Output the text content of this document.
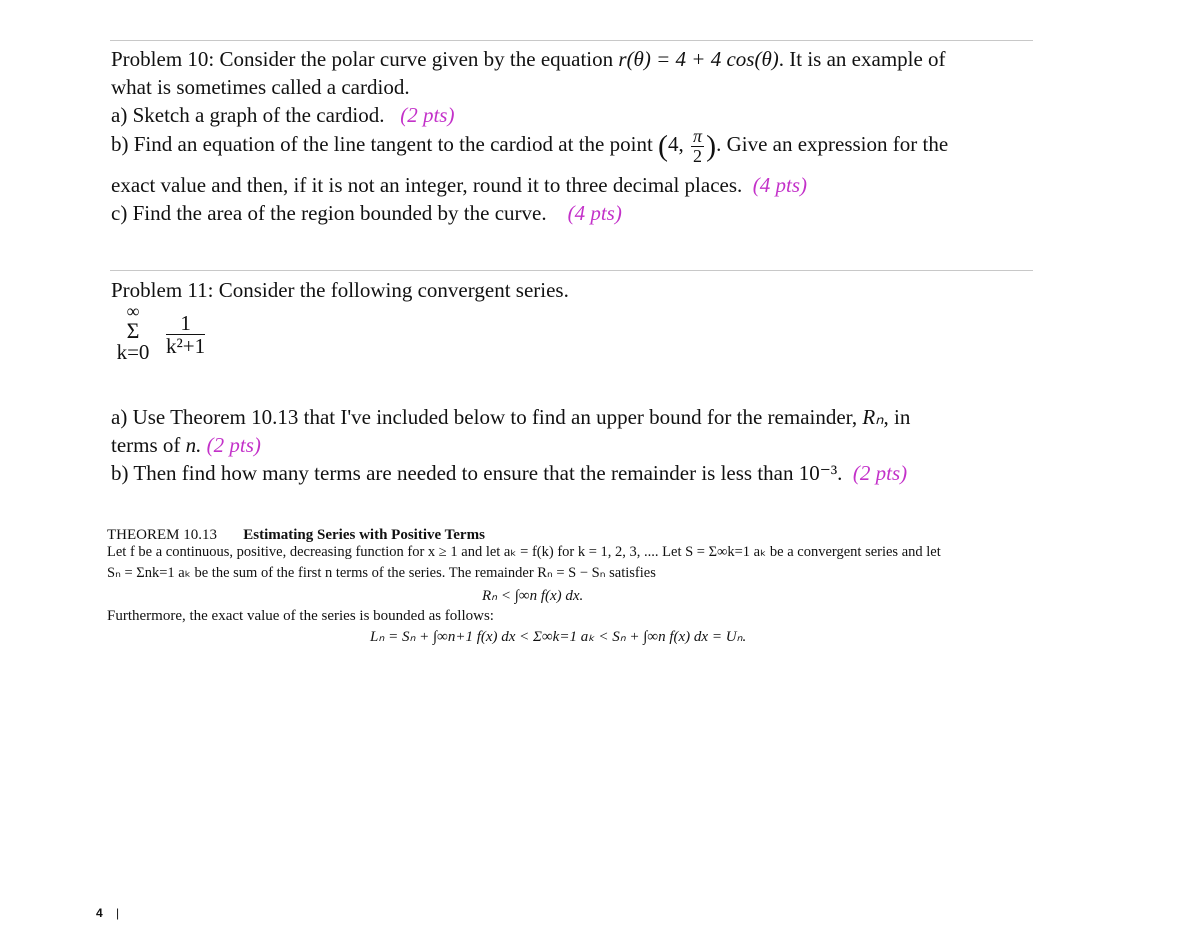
Problem 10: Consider the polar curve given by the equation r(θ) = 4 + 4 cos(θ). It is an example of
what is sometimes called a cardiod.
a) Sketch a graph of the cardiod. (2 pts)
b) Find an equation of the line tangent to the cardiod at the point (4, $\frac{\pi}{2}$ ). Give an expression for the
exact value and then, if it is not an integer, round it to three decimal places. (4 pts)
c) Find the area of the region bounded by the curve. (4 pts)
Problem 11: Consider the following convergent series.
∞
Σ
$k=0 \frac{1}{\text{k²+1}}$
a) Use Theorem 10.13 that I've included below to find an upper bound for the remainder, Rₙ, in
terms of n. (2 pts)
b) Then find how many terms are needed to ensure that the remainder is less than 10⁻³. (2 pts)
THEOREM 10.13 Estimating Series with Positive Terms
Let f be a continuous, positive, decreasing function for x ≥ 1 and let aₖ = f(k) for k = 1, 2, 3, .... Let S = Σ∞k=1 aₖ be a convergent series and let
Sₙ = Σnk=1 aₖ be the sum of the first n terms of the series. The remainder Rₙ = S − Sₙ satisfies
Rₙ < ∫∞n f(x) dx.
Furthermore, the exact value of the series is bounded as follows:
Lₙ = Sₙ + ∫∞n+1 f(x) dx < Σ∞k=1 aₖ < Sₙ + ∫∞n f(x) dx = Uₙ.
4 |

Job
Copy the listing word for word, excluding its pictures.

Correct response
Output the text content of this document.
Problem 10: Consider the polar curve given by the equation r(θ) = 4 + 4 cos(θ). It is an example of
what is sometimes called a cardiod.
a) Sketch a graph of the cardiod. (2 pts)
b) Find an equation of the line tangent to the cardiod at the point (4, $\frac{\pi}{2}$ ). Give an expression for the
exact value and then, if it is not an integer, round it to three decimal places. (4 pts)
c) Find the area of the region bounded by the curve. (4 pts)
Problem 11: Consider the following convergent series.
∞
Σ
$k=0 \frac{1}{\text{k²+1}}$
a) Use Theorem 10.13 that I've included below to find an upper bound for the remainder, Rₙ, in
terms of n. (2 pts)
b) Then find how many terms are needed to ensure that the remainder is less than 10⁻³. (2 pts)
THEOREM 10.13 Estimating Series with Positive Terms
Let f be a continuous, positive, decreasing function for x ≥ 1 and let aₖ = f(k) for k = 1, 2, 3, .... Let S = Σ∞k=1 aₖ be a convergent series and let
Sₙ = Σnk=1 aₖ be the sum of the first n terms of the series. The remainder Rₙ = S − Sₙ satisfies
Rₙ < ∫∞n f(x) dx.
Furthermore, the exact value of the series is bounded as follows:
Lₙ = Sₙ + ∫∞n+1 f(x) dx < Σ∞k=1 aₖ < Sₙ + ∫∞n f(x) dx = Uₙ.
4 |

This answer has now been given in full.